> _PROBLEM STATEMENT_:
Make an exact copy of the entries below.

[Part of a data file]
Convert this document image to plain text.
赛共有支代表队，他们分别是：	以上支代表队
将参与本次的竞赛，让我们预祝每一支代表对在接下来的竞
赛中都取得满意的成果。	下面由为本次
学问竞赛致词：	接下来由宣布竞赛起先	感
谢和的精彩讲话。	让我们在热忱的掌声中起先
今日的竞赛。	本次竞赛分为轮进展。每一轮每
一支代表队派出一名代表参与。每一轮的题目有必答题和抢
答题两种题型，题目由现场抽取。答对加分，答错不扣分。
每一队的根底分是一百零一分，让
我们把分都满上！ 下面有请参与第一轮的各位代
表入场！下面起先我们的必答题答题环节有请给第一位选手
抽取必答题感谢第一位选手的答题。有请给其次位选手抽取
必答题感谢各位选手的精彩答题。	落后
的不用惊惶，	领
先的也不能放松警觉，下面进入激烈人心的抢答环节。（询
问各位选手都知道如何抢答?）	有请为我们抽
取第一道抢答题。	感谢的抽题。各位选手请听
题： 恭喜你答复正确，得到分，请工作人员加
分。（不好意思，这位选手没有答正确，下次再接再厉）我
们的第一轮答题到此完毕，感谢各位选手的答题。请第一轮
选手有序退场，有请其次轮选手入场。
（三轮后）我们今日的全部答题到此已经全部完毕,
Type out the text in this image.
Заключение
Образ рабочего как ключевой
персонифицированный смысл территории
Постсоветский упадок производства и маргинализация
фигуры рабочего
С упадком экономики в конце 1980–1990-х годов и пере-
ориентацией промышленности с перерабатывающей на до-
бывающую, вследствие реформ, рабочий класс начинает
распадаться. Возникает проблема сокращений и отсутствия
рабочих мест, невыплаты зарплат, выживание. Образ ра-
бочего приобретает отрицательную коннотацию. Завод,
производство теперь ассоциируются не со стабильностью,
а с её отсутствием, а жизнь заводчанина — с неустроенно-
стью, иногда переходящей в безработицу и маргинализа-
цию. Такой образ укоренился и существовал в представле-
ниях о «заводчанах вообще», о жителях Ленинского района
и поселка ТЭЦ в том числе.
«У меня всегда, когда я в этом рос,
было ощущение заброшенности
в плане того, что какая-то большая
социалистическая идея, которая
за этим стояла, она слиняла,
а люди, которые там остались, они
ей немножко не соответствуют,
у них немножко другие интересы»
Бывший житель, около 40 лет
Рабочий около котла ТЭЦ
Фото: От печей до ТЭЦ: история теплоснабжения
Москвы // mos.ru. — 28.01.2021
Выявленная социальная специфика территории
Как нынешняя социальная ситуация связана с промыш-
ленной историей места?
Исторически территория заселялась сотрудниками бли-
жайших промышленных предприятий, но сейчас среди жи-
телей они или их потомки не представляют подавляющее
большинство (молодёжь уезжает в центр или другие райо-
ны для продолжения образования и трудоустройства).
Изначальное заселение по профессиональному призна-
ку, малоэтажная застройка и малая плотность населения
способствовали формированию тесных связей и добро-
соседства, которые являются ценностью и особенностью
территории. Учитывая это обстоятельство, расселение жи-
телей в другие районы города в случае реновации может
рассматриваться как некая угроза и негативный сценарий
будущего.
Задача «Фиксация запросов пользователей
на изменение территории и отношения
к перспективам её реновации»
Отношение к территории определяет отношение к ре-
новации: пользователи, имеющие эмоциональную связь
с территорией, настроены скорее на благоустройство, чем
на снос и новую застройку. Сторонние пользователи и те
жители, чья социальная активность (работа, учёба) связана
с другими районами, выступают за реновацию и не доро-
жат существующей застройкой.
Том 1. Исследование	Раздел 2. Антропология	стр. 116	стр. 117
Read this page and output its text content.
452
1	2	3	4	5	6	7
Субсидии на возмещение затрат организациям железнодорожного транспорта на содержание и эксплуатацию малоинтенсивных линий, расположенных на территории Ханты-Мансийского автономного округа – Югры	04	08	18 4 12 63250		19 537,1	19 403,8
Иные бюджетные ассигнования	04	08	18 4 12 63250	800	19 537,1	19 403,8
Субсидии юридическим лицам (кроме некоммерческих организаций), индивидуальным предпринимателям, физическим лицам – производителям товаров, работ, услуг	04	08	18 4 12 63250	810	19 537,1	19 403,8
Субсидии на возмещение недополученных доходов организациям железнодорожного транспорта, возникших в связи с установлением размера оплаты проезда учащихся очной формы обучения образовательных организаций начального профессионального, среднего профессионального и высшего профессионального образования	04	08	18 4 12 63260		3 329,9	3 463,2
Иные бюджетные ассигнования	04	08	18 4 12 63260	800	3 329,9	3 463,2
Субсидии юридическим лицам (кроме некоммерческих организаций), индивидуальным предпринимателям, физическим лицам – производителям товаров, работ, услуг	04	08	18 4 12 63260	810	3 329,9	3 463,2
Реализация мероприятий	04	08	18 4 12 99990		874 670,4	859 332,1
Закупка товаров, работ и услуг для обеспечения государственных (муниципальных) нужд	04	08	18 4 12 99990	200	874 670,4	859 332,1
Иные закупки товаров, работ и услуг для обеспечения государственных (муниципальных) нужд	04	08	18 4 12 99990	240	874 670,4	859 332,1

> _EXERCISE ANSWER_:
Convert this document image to plain text.
赛共有支代表队，他们分别是：	以上支代表队
将参与本次的竞赛，让我们预祝每一支代表对在接下来的竞
赛中都取得满意的成果。	下面由为本次
学问竞赛致词：	接下来由宣布竞赛起先	感
谢和的精彩讲话。	让我们在热忱的掌声中起先
今日的竞赛。	本次竞赛分为轮进展。每一轮每
一支代表队派出一名代表参与。每一轮的题目有必答题和抢
答题两种题型，题目由现场抽取。答对加分，答错不扣分。
每一队的根底分是一百零一分，让
我们把分都满上！ 下面有请参与第一轮的各位代
表入场！下面起先我们的必答题答题环节有请给第一位选手
抽取必答题感谢第一位选手的答题。有请给其次位选手抽取
必答题感谢各位选手的精彩答题。	落后
的不用惊惶，	领
先的也不能放松警觉，下面进入激烈人心的抢答环节。（询
问各位选手都知道如何抢答?）	有请为我们抽
取第一道抢答题。	感谢的抽题。各位选手请听
题： 恭喜你答复正确，得到分，请工作人员加
分。（不好意思，这位选手没有答正确，下次再接再厉）我
们的第一轮答题到此完毕，感谢各位选手的答题。请第一轮
选手有序退场，有请其次轮选手入场。
（三轮后）我们今日的全部答题到此已经全部完毕,
Type out the text in this image.
Заключение
Образ рабочего как ключевой
персонифицированный смысл территории
Постсоветский упадок производства и маргинализация
фигуры рабочего
С упадком экономики в конце 1980–1990-х годов и пере-
ориентацией промышленности с перерабатывающей на до-
бывающую, вследствие реформ, рабочий класс начинает
распадаться. Возникает проблема сокращений и отсутствия
рабочих мест, невыплаты зарплат, выживание. Образ ра-
бочего приобретает отрицательную коннотацию. Завод,
производство теперь ассоциируются не со стабильностью,
а с её отсутствием, а жизнь заводчанина — с неустроенно-
стью, иногда переходящей в безработицу и маргинализа-
цию. Такой образ укоренился и существовал в представле-
ниях о «заводчанах вообще», о жителях Ленинского района
и поселка ТЭЦ в том числе.
«У меня всегда, когда я в этом рос,
было ощущение заброшенности
в плане того, что какая-то большая
социалистическая идея, которая
за этим стояла, она слиняла,
а люди, которые там остались, они
ей немножко не соответствуют,
у них немножко другие интересы»
Бывший житель, около 40 лет
Рабочий около котла ТЭЦ
Фото: От печей до ТЭЦ: история теплоснабжения
Москвы // mos.ru. — 28.01.2021
Выявленная социальная специфика территории
Как нынешняя социальная ситуация связана с промыш-
ленной историей места?
Исторически территория заселялась сотрудниками бли-
жайших промышленных предприятий, но сейчас среди жи-
телей они или их потомки не представляют подавляющее
большинство (молодёжь уезжает в центр или другие райо-
ны для продолжения образования и трудоустройства).
Изначальное заселение по профессиональному призна-
ку, малоэтажная застройка и малая плотность населения
способствовали формированию тесных связей и добро-
соседства, которые являются ценностью и особенностью
территории. Учитывая это обстоятельство, расселение жи-
телей в другие районы города в случае реновации может
рассматриваться как некая угроза и негативный сценарий
будущего.
Задача «Фиксация запросов пользователей
на изменение территории и отношения
к перспективам её реновации»
Отношение к территории определяет отношение к ре-
новации: пользователи, имеющие эмоциональную связь
с территорией, настроены скорее на благоустройство, чем
на снос и новую застройку. Сторонние пользователи и те
жители, чья социальная активность (работа, учёба) связана
с другими районами, выступают за реновацию и не доро-
жат существующей застройкой.
Том 1. Исследование	Раздел 2. Антропология	стр. 116	стр. 117
Read this page and output its text content.
452
1	2	3	4	5	6	7
Субсидии на возмещение затрат организациям железнодорожного транспорта на содержание и эксплуатацию малоинтенсивных линий, расположенных на территории Ханты-Мансийского автономного округа – Югры	04	08	18 4 12 63250		19 537,1	19 403,8
Иные бюджетные ассигнования	04	08	18 4 12 63250	800	19 537,1	19 403,8
Субсидии юридическим лицам (кроме некоммерческих организаций), индивидуальным предпринимателям, физическим лицам – производителям товаров, работ, услуг	04	08	18 4 12 63250	810	19 537,1	19 403,8
Субсидии на возмещение недополученных доходов организациям железнодорожного транспорта, возникших в связи с установлением размера оплаты проезда учащихся очной формы обучения образовательных организаций начального профессионального, среднего профессионального и высшего профессионального образования	04	08	18 4 12 63260		3 329,9	3 463,2
Иные бюджетные ассигнования	04	08	18 4 12 63260	800	3 329,9	3 463,2
Субсидии юридическим лицам (кроме некоммерческих организаций), индивидуальным предпринимателям, физическим лицам – производителям товаров, работ, услуг	04	08	18 4 12 63260	810	3 329,9	3 463,2
Реализация мероприятий	04	08	18 4 12 99990		874 670,4	859 332,1
Закупка товаров, работ и услуг для обеспечения государственных (муниципальных) нужд	04	08	18 4 12 99990	200	874 670,4	859 332,1
Иные закупки товаров, работ и услуг для обеспечения государственных (муниципальных) нужд	04	08	18 4 12 99990	240	874 670,4	859 332,1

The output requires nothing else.